* Source material
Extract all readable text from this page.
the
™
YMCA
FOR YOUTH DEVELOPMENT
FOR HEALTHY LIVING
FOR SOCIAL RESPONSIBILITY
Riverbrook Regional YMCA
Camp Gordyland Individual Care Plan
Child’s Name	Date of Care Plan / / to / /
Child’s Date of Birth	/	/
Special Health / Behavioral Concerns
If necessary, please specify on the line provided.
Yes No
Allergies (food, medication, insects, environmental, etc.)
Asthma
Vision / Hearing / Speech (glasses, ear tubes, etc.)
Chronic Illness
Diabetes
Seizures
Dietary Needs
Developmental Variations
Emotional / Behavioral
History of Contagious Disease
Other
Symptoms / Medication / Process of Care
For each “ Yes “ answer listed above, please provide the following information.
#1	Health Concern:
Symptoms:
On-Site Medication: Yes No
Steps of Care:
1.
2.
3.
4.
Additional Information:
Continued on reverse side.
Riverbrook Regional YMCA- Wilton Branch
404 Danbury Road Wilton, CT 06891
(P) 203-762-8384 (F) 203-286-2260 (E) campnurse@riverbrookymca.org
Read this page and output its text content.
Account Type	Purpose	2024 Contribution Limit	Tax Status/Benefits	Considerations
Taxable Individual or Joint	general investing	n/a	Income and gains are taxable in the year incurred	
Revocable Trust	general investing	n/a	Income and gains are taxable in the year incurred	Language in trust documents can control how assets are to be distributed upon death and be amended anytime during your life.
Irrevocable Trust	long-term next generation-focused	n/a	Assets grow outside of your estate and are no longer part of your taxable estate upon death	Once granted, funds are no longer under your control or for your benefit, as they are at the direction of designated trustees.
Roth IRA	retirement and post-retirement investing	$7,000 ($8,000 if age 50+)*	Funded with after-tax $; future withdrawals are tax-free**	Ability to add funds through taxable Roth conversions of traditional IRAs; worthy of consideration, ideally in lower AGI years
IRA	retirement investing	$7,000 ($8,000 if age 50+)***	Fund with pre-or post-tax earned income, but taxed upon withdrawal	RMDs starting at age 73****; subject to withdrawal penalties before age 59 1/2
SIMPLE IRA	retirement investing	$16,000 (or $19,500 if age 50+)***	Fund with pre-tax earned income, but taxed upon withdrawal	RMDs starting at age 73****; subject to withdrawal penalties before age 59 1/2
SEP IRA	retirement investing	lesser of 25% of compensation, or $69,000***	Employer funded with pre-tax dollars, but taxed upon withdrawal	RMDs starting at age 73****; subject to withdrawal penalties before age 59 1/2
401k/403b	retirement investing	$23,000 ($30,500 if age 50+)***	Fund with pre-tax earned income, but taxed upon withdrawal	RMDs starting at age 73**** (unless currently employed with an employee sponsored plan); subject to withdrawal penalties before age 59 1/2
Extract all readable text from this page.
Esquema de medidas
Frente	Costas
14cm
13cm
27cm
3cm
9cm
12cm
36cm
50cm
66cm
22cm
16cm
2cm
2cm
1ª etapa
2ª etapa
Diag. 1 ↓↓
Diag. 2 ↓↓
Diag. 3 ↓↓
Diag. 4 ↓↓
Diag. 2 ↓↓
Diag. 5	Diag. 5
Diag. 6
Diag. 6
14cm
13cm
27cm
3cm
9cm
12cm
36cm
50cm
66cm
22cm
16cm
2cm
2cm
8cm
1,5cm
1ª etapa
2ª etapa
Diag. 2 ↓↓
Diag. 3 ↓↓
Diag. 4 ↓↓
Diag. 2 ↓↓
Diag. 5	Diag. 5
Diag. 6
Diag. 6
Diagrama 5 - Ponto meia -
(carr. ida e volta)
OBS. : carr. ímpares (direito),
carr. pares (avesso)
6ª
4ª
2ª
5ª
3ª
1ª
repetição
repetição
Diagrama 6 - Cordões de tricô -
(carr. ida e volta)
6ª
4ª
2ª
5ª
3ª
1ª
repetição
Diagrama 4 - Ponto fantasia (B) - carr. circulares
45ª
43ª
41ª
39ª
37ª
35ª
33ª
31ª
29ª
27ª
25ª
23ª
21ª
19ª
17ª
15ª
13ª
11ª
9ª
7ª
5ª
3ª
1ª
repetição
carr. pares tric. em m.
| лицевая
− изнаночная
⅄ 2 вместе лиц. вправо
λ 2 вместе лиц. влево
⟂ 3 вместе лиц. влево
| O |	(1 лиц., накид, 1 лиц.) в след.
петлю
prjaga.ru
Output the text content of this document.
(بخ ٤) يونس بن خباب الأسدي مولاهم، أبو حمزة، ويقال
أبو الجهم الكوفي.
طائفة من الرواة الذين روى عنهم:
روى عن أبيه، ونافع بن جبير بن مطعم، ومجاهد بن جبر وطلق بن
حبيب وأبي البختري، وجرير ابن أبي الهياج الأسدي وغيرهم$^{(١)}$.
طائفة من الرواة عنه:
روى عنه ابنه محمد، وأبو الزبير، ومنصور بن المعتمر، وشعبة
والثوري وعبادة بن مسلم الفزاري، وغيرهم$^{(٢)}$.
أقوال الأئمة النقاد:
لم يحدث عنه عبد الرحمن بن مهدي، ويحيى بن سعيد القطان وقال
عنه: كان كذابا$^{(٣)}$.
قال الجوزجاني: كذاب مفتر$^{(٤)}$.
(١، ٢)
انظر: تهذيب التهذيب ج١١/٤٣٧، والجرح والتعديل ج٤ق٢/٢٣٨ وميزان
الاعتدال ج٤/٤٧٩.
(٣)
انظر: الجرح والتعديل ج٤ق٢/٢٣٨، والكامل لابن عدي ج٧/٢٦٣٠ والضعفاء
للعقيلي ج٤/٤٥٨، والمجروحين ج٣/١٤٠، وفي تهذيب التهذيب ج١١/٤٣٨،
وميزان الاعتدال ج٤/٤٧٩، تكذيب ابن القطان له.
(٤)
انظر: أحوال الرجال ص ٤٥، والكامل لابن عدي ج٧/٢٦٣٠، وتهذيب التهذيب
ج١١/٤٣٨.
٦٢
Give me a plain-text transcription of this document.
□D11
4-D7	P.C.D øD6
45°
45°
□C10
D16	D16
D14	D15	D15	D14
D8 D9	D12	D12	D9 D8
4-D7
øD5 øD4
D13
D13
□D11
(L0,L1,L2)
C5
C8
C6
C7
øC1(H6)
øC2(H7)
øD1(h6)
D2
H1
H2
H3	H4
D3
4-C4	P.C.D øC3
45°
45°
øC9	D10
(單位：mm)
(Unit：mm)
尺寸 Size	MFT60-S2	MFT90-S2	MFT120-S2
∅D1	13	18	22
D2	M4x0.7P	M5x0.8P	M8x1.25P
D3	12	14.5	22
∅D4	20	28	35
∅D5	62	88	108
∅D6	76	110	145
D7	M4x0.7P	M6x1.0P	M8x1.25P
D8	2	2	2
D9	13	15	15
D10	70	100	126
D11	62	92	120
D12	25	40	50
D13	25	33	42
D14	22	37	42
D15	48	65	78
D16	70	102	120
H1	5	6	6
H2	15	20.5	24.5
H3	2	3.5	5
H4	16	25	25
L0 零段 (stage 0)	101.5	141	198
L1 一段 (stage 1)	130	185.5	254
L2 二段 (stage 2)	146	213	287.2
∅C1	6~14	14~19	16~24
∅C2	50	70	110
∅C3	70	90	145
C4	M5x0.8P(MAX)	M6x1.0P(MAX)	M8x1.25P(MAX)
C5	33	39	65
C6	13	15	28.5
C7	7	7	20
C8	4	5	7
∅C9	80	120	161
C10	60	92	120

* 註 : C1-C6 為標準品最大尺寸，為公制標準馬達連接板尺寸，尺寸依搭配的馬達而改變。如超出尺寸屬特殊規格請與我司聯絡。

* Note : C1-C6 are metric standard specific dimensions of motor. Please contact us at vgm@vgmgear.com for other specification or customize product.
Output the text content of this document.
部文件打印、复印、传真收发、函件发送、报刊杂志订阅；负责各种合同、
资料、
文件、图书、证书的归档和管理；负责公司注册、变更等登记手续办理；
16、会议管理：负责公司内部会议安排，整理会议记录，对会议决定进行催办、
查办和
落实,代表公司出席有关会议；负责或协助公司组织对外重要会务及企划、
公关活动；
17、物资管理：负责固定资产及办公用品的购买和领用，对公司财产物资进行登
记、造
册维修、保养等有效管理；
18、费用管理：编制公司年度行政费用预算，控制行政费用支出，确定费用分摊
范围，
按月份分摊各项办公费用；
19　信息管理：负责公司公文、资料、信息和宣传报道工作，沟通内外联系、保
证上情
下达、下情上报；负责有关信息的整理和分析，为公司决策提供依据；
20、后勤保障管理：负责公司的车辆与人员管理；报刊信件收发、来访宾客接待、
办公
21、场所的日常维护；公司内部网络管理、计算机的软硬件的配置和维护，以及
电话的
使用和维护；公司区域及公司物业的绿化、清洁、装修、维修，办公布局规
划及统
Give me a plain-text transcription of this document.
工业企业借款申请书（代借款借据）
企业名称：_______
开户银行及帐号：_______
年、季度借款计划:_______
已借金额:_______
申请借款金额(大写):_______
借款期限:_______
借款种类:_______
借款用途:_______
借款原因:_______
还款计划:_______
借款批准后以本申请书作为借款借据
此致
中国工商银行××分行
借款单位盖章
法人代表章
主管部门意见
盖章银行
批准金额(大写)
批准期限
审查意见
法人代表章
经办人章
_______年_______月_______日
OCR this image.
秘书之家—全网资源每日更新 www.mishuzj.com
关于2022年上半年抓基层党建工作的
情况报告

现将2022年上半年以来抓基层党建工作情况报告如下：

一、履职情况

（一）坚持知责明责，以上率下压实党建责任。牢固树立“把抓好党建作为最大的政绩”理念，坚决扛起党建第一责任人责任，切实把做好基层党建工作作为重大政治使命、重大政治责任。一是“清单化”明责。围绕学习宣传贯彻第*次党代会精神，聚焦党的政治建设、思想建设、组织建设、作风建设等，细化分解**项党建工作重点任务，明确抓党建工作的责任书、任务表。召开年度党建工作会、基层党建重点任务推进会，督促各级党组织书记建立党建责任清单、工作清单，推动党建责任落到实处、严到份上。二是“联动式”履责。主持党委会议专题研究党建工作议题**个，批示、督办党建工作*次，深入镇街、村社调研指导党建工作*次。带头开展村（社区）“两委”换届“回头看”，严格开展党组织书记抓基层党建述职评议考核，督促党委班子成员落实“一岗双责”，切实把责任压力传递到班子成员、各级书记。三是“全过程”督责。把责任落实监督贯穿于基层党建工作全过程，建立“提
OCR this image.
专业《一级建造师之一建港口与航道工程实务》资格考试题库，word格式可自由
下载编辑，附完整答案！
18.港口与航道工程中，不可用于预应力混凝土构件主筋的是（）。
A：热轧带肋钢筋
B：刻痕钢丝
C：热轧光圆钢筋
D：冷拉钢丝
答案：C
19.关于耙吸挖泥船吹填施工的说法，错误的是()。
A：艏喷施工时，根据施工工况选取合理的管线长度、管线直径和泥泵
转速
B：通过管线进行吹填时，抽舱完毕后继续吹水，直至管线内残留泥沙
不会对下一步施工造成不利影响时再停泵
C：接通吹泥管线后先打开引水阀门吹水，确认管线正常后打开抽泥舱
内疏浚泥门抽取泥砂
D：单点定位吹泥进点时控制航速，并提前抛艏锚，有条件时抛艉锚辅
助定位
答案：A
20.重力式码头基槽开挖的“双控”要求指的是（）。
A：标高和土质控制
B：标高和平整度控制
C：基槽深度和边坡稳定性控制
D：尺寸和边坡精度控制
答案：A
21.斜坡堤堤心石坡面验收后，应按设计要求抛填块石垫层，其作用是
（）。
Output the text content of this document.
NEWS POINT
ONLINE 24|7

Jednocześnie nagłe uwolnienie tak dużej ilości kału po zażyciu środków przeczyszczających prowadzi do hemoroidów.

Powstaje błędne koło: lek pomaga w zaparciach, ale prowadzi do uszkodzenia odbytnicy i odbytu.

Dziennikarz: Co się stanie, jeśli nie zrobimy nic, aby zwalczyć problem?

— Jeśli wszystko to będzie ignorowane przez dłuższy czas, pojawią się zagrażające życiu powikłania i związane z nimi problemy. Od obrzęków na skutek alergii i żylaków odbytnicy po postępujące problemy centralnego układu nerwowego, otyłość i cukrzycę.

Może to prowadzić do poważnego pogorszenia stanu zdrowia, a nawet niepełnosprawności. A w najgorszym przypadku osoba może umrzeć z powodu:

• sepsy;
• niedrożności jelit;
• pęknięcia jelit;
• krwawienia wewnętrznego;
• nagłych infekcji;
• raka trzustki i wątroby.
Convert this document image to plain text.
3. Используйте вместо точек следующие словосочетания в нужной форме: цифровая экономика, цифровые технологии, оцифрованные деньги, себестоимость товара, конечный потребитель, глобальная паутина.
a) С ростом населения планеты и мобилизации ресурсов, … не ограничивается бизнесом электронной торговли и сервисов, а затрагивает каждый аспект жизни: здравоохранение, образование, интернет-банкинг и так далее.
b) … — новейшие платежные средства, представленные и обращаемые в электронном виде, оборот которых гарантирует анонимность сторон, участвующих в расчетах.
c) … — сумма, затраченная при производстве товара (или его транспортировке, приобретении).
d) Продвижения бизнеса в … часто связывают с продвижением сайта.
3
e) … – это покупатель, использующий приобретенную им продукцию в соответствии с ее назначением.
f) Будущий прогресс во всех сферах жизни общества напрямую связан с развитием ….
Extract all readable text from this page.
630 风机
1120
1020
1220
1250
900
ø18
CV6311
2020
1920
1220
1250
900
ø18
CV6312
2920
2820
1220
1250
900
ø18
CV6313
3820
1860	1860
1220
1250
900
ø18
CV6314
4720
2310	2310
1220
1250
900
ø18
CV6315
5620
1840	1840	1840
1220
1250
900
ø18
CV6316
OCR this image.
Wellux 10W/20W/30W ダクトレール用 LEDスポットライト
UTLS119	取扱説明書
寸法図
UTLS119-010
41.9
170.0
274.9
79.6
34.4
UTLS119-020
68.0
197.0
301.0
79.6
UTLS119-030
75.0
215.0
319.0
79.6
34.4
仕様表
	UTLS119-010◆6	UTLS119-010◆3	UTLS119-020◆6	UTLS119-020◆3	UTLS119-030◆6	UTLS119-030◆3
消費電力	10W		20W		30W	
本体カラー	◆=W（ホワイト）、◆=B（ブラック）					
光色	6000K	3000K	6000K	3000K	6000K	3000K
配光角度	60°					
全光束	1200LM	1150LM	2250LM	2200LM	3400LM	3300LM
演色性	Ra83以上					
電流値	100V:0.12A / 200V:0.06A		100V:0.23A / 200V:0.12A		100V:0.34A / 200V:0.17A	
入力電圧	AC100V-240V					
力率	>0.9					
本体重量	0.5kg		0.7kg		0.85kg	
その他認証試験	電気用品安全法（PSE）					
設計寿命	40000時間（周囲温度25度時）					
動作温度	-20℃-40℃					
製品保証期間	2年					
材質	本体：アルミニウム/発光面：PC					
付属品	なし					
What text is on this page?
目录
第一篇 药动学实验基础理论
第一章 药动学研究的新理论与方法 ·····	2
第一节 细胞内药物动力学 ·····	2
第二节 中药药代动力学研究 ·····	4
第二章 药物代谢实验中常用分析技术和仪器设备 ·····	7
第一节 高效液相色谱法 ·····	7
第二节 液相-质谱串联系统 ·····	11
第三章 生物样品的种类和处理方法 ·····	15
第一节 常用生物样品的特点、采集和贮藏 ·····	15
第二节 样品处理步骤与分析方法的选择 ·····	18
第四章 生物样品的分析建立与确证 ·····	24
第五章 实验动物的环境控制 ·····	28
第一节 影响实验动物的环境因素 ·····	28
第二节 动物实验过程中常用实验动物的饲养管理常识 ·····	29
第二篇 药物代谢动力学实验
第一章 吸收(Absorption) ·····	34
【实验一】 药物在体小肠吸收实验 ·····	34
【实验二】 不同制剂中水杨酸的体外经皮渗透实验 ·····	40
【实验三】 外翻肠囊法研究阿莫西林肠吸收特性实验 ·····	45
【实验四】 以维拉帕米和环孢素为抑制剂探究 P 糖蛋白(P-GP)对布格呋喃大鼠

* Your objective
Look back over the material above and state how many lines hold the word "taxable". Write the number and nothing else.

* Task response
4